**WRITTEN PROBLEM**
Each line containing the word "ORAC" must be collected.

**Recorded data**
⟨

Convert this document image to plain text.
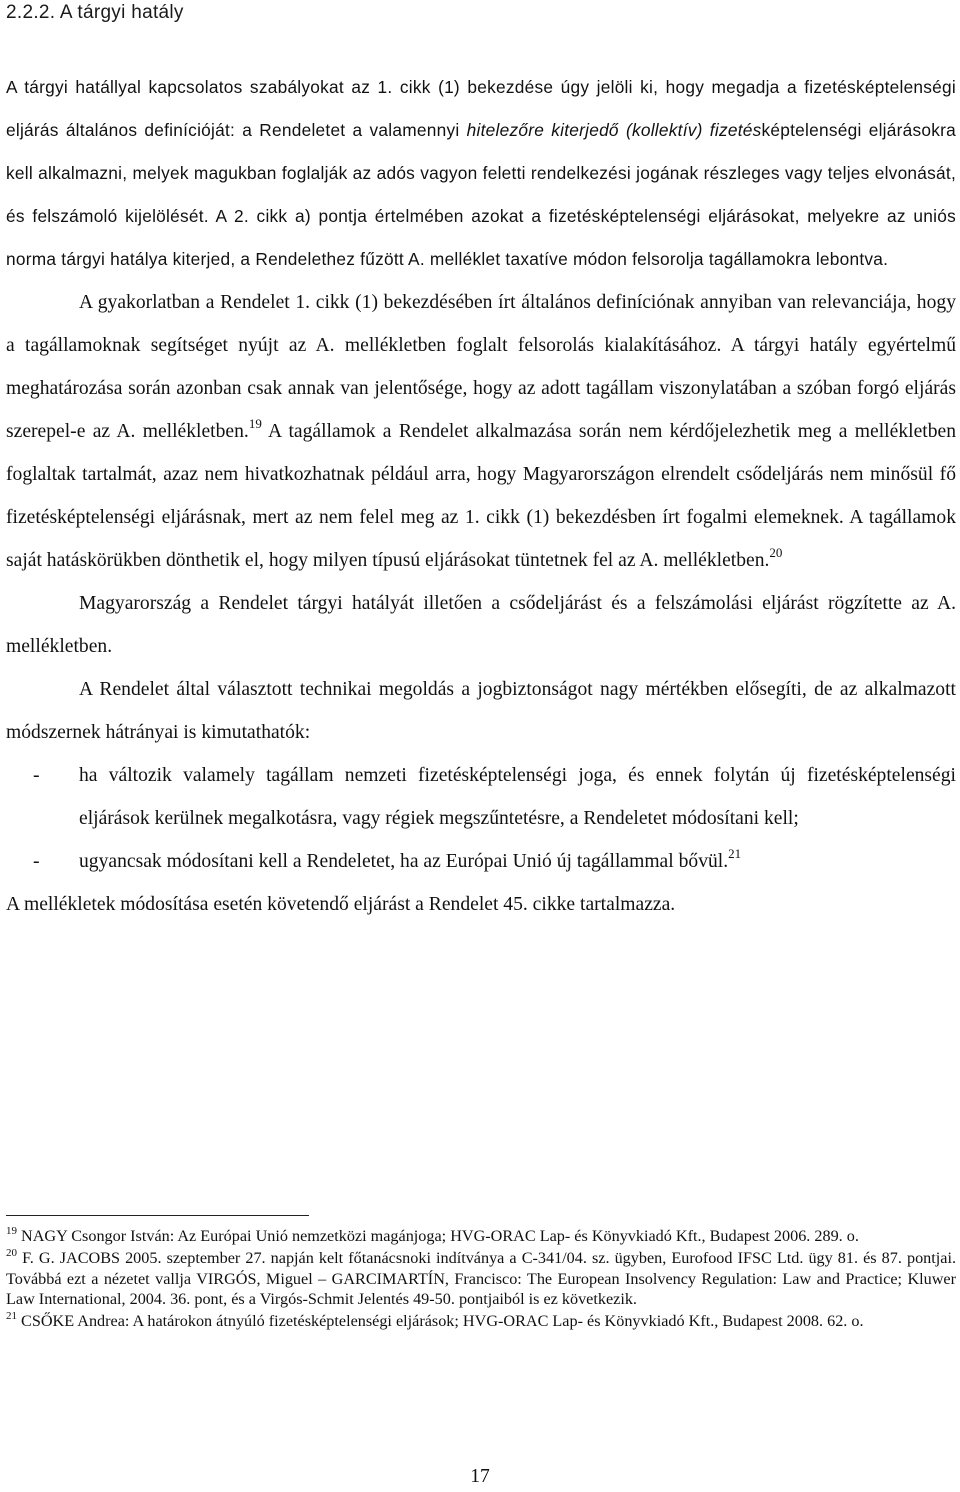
2.2.2. A tárgyi hatály

A tárgyi hatállyal kapcsolatos szabályokat az 1. cikk (1) bekezdése úgy jelöli ki, hogy megadja a fizetésképtelenségi eljárás általános definícióját: a Rendeletet a valamennyi hitelezőre kiterjedő (kollektív) fizetésképtelenségi eljárásokra kell alkalmazni, melyek magukban foglalják az adós vagyon feletti rendelkezési jogának részleges vagy teljes elvonását, és felszámoló kijelölését. A 2. cikk a) pontja értelmében azokat a fizetésképtelenségi eljárásokat, melyekre az uniós norma tárgyi hatálya kiterjed, a Rendelethez fűzött A. melléklet taxatíve módon felsorolja tagállamokra lebontva.

A gyakorlatban a Rendelet 1. cikk (1) bekezdésében írt általános definíciónak annyiban van relevanciája, hogy a tagállamoknak segítséget nyújt az A. mellékletben foglalt felsorolás kialakításához. A tárgyi hatály egyértelmű meghatározása során azonban csak annak van jelentősége, hogy az adott tagállam viszonylatában a szóban forgó eljárás szerepel-e az A. mellékletben.$^{19}$ A tagállamok a Rendelet alkalmazása során nem kérdőjelezhetik meg a mellékletben foglaltak tartalmát, azaz nem hivatkozhatnak például arra, hogy Magyarországon elrendelt csődeljárás nem minősül fő fizetésképtelenségi eljárásnak, mert az nem felel meg az 1. cikk (1) bekezdésben írt fogalmi elemeknek. A tagállamok saját hatáskörükben dönthetik el, hogy milyen típusú eljárásokat tüntetnek fel az A. mellékletben.$^{20}$

Magyarország a Rendelet tárgyi hatályát illetően a csődeljárást és a felszámolási eljárást rögzítette az A. mellékletben.

A Rendelet által választott technikai megoldás a jogbiztonságot nagy mértékben elősegíti, de az alkalmazott módszernek hátrányai is kimutathatók:

- ha változik valamely tagállam nemzeti fizetésképtelenségi joga, és ennek folytán új fizetésképtelenségi eljárások kerülnek megalkotásra, vagy régiek megszűntetésre, a Rendeletet módosítani kell;
- ugyancsak módosítani kell a Rendeletet, ha az Európai Unió új tagállammal bővül.$^{21}$

A mellékletek módosítása esetén követendő eljárást a Rendelet 45. cikke tartalmazza.

$^{19}$ NAGY Csongor István: Az Európai Unió nemzetközi magánjoga; HVG-ORAC Lap- és Könyvkiadó Kft., Budapest 2006. 289. o.

$^{20}$ F. G. JACOBS 2005. szeptember 27. napján kelt főtanácsnoki indítványa a C-341/04. sz. ügyben, Eurofood IFSC Ltd. ügy 81. és 87. pontjai. Továbbá ezt a nézetet vallja VIRGÓS, Miguel – GARCIMARTÍN, Francisco: The European Insolvency Regulation: Law and Practice; Kluwer Law International, 2004. 36. pont, és a Virgós-Schmit Jelentés 49-50. pontjaiból is ez következik.

$^{21}$ CSŐKE Andrea: A határokon átnyúló fizetésképtelenségi eljárások; HVG-ORAC Lap- és Könyvkiadó Kft., Budapest 2008. 62. o.

17
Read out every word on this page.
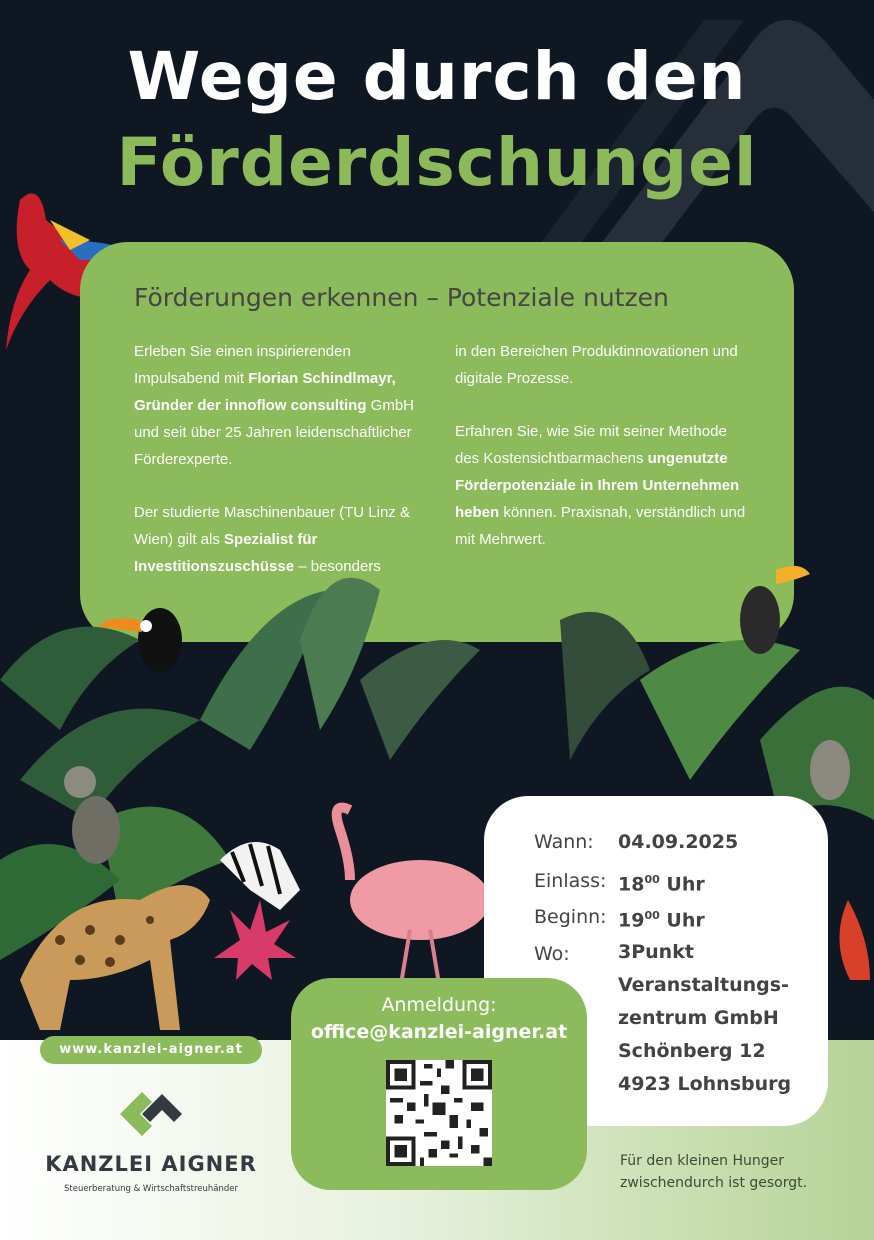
Wege durch den
Förderdschungel
Förderungen erkennen – Potenziale nutzen

Erleben Sie einen inspirierenden Impulsabend mit Florian Schindlmayr, Gründer der innoflow consulting GmbH und seit über 25 Jahren leidenschaftlicher Förderexperte.

Der studierte Maschinenbauer (TU Linz & Wien) gilt als Spezialist für Investitionszuschüsse – besonders

in den Bereichen Produktinnovationen und digitale Prozesse.

Erfahren Sie, wie Sie mit seiner Methode des Kostensichtbarmachens ungenutzte Förderpotenziale in Ihrem Unternehmen heben können. Praxisnah, verständlich und mit Mehrwert.

www.kanzlei-aigner.at
KANZLEI AIGNER
Steuerberatung & Wirtschaftstreuhänder
Wann: 04.09.2025
Einlass: $18^{00}$ Uhr
Beginn: $19^{00}$ Uhr
Wo:	3Punkt
Veranstaltungs-
zentrum GmbH
Schönberg 12
4923 Lohnsburg
Anmeldung:
office@kanzlei-aigner.at
Für den kleinen Hunger zwischendurch ist gesorgt.
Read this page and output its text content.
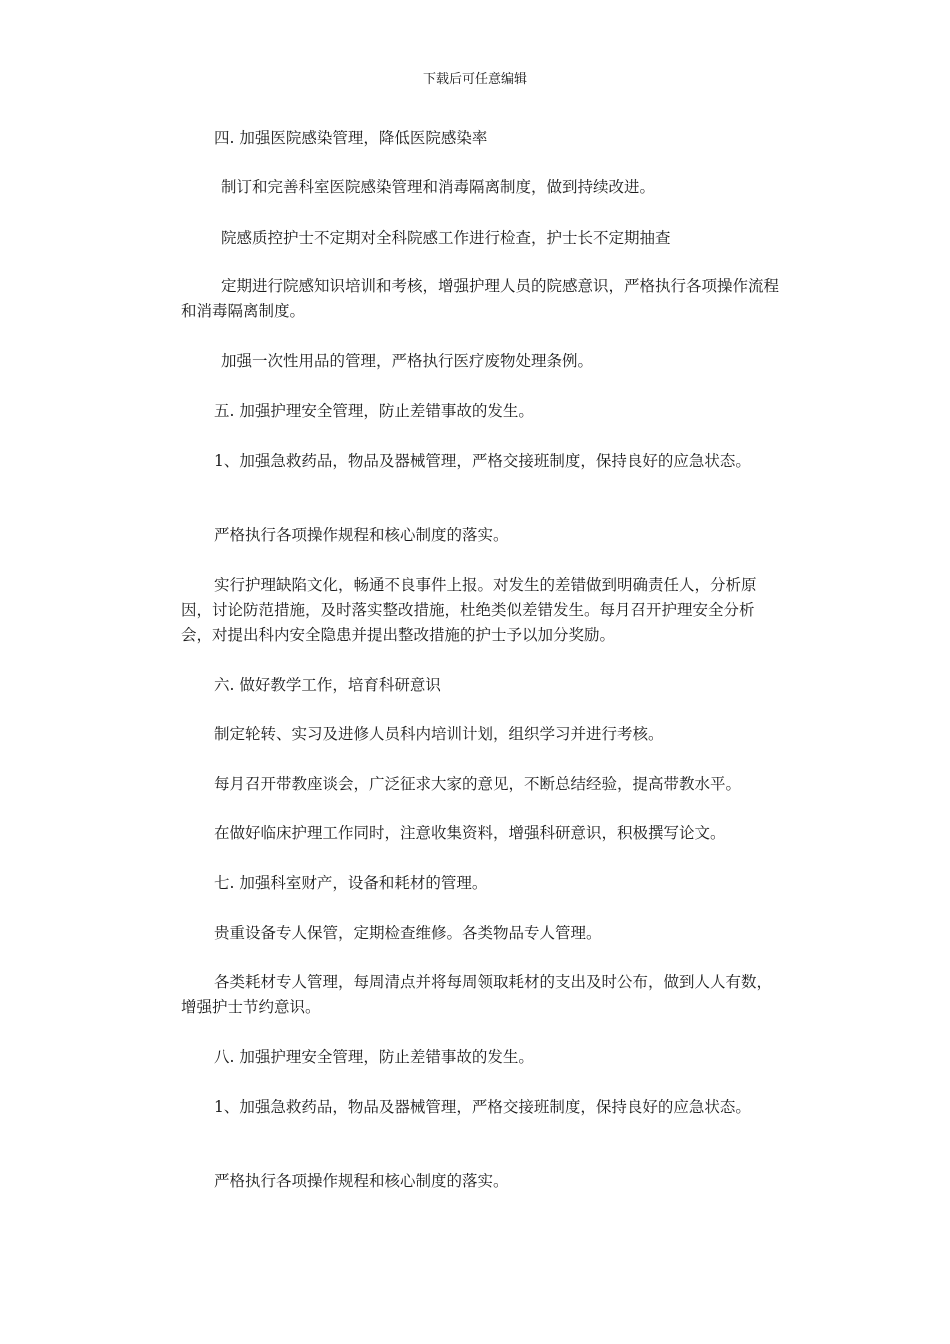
下载后可任意编辑

四. 加强医院感染管理，降低医院感染率

制订和完善科室医院感染管理和消毒隔离制度，做到持续改进。

院感质控护士不定期对全科院感工作进行检查，护士长不定期抽查

定期进行院感知识培训和考核，增强护理人员的院感意识，严格执行各项操作流程和消毒隔离制度。

加强一次性用品的管理，严格执行医疗废物处理条例。

五. 加强护理安全管理，防止差错事故的发生。

1、加强急救药品，物品及器械管理，严格交接班制度，保持良好的应急状态。

严格执行各项操作规程和核心制度的落实。

实行护理缺陷文化，畅通不良事件上报。对发生的差错做到明确责任人，分析原因，讨论防范措施，及时落实整改措施，杜绝类似差错发生。每月召开护理安全分析会，对提出科内安全隐患并提出整改措施的护士予以加分奖励。

六. 做好教学工作，培育科研意识

制定轮转、实习及进修人员科内培训计划，组织学习并进行考核。

每月召开带教座谈会，广泛征求大家的意见，不断总结经验，提高带教水平。

在做好临床护理工作同时，注意收集资料，增强科研意识，积极撰写论文。

七. 加强科室财产，设备和耗材的管理。

贵重设备专人保管，定期检查维修。各类物品专人管理。

各类耗材专人管理，每周清点并将每周领取耗材的支出及时公布，做到人人有数，增强护士节约意识。

八. 加强护理安全管理，防止差错事故的发生。

1、加强急救药品，物品及器械管理，严格交接班制度，保持良好的应急状态。

严格执行各项操作规程和核心制度的落实。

⟩

**SOLUTION FOR THIS EXERCISE**
$^{19}$ NAGY Csongor István: Az Európai Unió nemzetközi magánjoga; HVG-ORAC Lap- és Könyvkiadó Kft., Budapest 2006. 289. o.
$^{21}$ CSŐKE Andrea: A határokon átnyúló fizetésképtelenségi eljárások; HVG-ORAC Lap- és Könyvkiadó Kft., Budapest 2008. 62. o.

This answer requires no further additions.